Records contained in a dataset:
"""

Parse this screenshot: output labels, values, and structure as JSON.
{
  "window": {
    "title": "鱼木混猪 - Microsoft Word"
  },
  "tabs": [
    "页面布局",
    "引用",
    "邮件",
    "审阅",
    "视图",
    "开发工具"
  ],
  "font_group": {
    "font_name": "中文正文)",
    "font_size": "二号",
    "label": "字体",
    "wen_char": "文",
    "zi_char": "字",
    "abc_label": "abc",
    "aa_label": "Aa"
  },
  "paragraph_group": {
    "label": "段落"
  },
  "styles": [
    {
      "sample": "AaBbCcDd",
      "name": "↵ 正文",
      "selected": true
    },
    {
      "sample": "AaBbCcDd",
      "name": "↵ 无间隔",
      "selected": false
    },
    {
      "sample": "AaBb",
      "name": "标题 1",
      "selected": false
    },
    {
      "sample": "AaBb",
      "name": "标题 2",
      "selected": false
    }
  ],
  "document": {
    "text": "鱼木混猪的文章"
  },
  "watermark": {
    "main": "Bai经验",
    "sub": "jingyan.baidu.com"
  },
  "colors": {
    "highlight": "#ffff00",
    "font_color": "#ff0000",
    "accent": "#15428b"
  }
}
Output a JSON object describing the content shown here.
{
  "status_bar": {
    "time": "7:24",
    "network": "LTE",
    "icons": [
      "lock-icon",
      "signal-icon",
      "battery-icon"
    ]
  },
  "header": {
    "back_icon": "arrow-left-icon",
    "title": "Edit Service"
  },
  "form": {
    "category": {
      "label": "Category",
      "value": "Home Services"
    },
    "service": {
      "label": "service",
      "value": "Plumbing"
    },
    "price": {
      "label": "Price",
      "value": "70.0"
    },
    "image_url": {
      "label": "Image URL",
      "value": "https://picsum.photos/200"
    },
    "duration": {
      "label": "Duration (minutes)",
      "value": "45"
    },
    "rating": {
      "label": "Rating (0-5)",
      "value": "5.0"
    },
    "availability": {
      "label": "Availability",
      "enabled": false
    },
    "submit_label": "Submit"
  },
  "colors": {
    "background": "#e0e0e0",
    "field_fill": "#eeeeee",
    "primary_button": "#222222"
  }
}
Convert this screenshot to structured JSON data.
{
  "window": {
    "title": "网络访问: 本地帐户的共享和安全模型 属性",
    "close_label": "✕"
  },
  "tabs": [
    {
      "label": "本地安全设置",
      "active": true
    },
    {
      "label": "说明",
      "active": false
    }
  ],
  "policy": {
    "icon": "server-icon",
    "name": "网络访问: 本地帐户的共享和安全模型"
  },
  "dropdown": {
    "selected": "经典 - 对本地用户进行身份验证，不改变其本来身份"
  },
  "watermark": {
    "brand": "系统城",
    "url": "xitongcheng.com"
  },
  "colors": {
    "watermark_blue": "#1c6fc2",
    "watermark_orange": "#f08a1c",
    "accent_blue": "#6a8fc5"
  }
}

"""

Task statement | Single out each line of the records above with the string "网络访问" in it, and copy it.

Final answer |
    "title": "网络访问: 本地帐户的共享和安全模型 属性",
    "name": "网络访问: 本地帐户的共享和安全模型"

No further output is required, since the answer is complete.